**Short task**
Output each entry below as it stands, leaving out every picture.

Stored data
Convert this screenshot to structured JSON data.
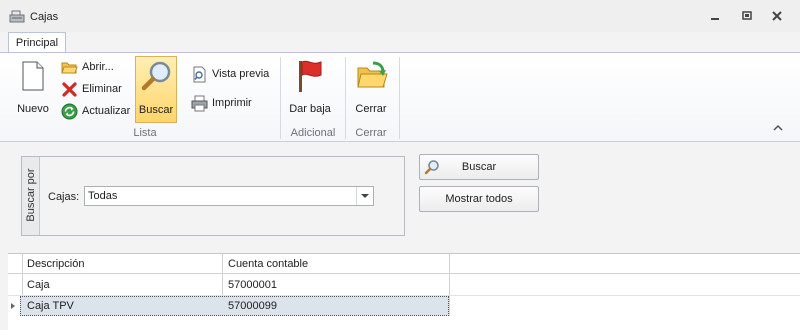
{
  "window": {
    "title": "Cajas",
    "icons": [
      "cash-register-icon",
      "minimize-icon",
      "restore-icon",
      "close-icon"
    ]
  },
  "ribbon": {
    "tab": "Principal",
    "groups": {
      "lista": "Lista",
      "adicional": "Adicional",
      "cerrar": "Cerrar"
    },
    "buttons": {
      "nuevo": "Nuevo",
      "abrir": "Abrir...",
      "eliminar": "Eliminar",
      "actualizar": "Actualizar",
      "buscar": "Buscar",
      "vista_previa": "Vista previa",
      "imprimir": "Imprimir",
      "dar_baja": "Dar baja",
      "cerrar": "Cerrar"
    }
  },
  "filter": {
    "side_label": "Buscar por",
    "field_label": "Cajas:",
    "selected": "Todas"
  },
  "actions": {
    "buscar": "Buscar",
    "mostrar_todos": "Mostrar todos"
  },
  "grid": {
    "columns": [
      "Descripción",
      "Cuenta contable"
    ],
    "rows": [
      {
        "descripcion": "Caja",
        "cuenta": "57000001",
        "selected": false
      },
      {
        "descripcion": "Caja TPV",
        "cuenta": "57000099",
        "selected": true
      }
    ]
  },
  "colors": {
    "accent": "#ffd56b",
    "ribbon_border": "#b9c5d6",
    "selection": "#dde3ea"
  }
}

**Written solution**
Convert this screenshot to structured JSON data.
{
  "window": {
    "title": "Cajas",
    "icons": [
      "cash-register-icon",
      "minimize-icon",
      "restore-icon",
      "close-icon"
    ]
  },
  "ribbon": {
    "tab": "Principal",
    "groups": {
      "lista": "Lista",
      "adicional": "Adicional",
      "cerrar": "Cerrar"
    },
    "buttons": {
      "nuevo": "Nuevo",
      "abrir": "Abrir...",
      "eliminar": "Eliminar",
      "actualizar": "Actualizar",
      "buscar": "Buscar",
      "vista_previa": "Vista previa",
      "imprimir": "Imprimir",
      "dar_baja": "Dar baja",
      "cerrar": "Cerrar"
    }
  },
  "filter": {
    "side_label": "Buscar por",
    "field_label": "Cajas:",
    "selected": "Todas"
  },
  "actions": {
    "buscar": "Buscar",
    "mostrar_todos": "Mostrar todos"
  },
  "grid": {
    "columns": [
      "Descripción",
      "Cuenta contable"
    ],
    "rows": [
      {
        "descripcion": "Caja",
        "cuenta": "57000001",
        "selected": false
      },
      {
        "descripcion": "Caja TPV",
        "cuenta": "57000099",
        "selected": true
      }
    ]
  },
  "colors": {
    "accent": "#ffd56b",
    "ribbon_border": "#b9c5d6",
    "selection": "#dde3ea"
  }
}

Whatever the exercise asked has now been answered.